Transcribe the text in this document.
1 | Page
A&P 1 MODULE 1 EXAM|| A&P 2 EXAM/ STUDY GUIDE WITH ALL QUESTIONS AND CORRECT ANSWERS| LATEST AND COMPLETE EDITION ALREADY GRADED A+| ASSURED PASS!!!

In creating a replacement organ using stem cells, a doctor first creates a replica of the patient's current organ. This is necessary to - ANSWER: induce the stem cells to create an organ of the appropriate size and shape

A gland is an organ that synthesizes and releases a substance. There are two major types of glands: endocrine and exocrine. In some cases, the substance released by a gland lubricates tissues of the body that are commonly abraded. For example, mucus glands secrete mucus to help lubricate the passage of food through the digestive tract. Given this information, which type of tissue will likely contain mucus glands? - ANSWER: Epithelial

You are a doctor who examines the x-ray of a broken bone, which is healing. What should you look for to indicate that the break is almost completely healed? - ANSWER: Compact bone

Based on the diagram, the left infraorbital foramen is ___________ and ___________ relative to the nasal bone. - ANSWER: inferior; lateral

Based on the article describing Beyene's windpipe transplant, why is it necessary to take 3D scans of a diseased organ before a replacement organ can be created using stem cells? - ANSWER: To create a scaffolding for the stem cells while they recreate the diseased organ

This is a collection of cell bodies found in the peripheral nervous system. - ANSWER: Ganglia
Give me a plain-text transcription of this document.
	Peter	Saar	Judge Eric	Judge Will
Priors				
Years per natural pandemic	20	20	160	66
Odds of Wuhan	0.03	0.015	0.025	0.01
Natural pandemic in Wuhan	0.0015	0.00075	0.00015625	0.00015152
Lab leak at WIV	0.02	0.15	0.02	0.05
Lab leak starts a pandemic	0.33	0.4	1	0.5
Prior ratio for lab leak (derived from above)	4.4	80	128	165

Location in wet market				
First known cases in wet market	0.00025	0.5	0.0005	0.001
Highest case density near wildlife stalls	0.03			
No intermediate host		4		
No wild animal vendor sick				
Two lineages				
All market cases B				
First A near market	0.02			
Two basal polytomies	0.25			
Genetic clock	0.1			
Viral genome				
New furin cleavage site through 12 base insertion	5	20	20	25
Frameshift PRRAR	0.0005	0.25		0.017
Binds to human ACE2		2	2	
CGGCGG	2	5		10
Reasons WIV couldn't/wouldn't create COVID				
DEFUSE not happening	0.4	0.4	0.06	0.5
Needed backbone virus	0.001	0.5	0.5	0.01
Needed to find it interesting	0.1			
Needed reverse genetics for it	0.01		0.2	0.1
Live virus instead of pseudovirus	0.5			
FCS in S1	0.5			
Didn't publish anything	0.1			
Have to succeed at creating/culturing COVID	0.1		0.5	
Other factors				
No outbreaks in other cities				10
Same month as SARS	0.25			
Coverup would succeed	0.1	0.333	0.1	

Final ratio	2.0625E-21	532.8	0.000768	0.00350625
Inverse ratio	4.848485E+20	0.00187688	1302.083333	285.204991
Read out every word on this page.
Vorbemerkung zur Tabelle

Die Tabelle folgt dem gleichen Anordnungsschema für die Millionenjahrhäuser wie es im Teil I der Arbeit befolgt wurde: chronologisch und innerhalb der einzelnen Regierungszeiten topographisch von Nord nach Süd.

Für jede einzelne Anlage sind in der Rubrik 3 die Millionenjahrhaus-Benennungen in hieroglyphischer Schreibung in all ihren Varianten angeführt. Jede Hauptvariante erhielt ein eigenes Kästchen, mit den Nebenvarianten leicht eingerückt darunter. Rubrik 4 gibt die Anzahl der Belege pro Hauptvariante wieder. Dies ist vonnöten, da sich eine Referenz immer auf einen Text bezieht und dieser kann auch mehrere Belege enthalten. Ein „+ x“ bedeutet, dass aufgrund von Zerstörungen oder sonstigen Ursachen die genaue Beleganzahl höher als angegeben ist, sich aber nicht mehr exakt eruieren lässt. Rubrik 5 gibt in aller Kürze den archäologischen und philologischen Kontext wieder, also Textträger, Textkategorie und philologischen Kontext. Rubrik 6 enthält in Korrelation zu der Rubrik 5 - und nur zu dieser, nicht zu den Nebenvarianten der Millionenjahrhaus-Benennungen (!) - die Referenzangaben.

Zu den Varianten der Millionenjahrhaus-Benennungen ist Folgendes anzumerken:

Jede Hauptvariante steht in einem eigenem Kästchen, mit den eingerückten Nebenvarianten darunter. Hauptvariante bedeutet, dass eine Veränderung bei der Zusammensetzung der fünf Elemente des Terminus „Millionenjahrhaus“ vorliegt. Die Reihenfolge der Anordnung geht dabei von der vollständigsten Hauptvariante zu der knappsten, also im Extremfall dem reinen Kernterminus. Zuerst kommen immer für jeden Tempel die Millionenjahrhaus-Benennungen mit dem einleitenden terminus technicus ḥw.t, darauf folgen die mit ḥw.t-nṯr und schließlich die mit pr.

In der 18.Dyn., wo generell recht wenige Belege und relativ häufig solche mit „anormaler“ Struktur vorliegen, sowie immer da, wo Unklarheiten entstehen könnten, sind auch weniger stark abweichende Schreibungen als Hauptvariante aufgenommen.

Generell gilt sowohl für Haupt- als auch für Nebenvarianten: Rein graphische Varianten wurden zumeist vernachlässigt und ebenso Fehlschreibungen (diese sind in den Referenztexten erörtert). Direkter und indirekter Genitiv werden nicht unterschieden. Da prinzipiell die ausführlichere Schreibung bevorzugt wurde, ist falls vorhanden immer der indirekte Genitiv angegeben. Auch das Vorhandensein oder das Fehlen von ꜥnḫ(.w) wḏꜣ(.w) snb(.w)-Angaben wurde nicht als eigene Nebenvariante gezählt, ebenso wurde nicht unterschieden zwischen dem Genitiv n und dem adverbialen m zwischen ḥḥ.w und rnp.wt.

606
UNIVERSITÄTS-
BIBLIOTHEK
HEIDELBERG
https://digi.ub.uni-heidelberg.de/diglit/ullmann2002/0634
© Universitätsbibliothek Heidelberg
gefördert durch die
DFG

▸ **PROBLEM TO WORK ON**
The lines holding the string "COVID" are what is needed from the material above.

▸ **SOLUTION**
Reasons WIV couldn't/wouldn't create COVID				
Have to succeed at creating/culturing COVID	0.1		0.5	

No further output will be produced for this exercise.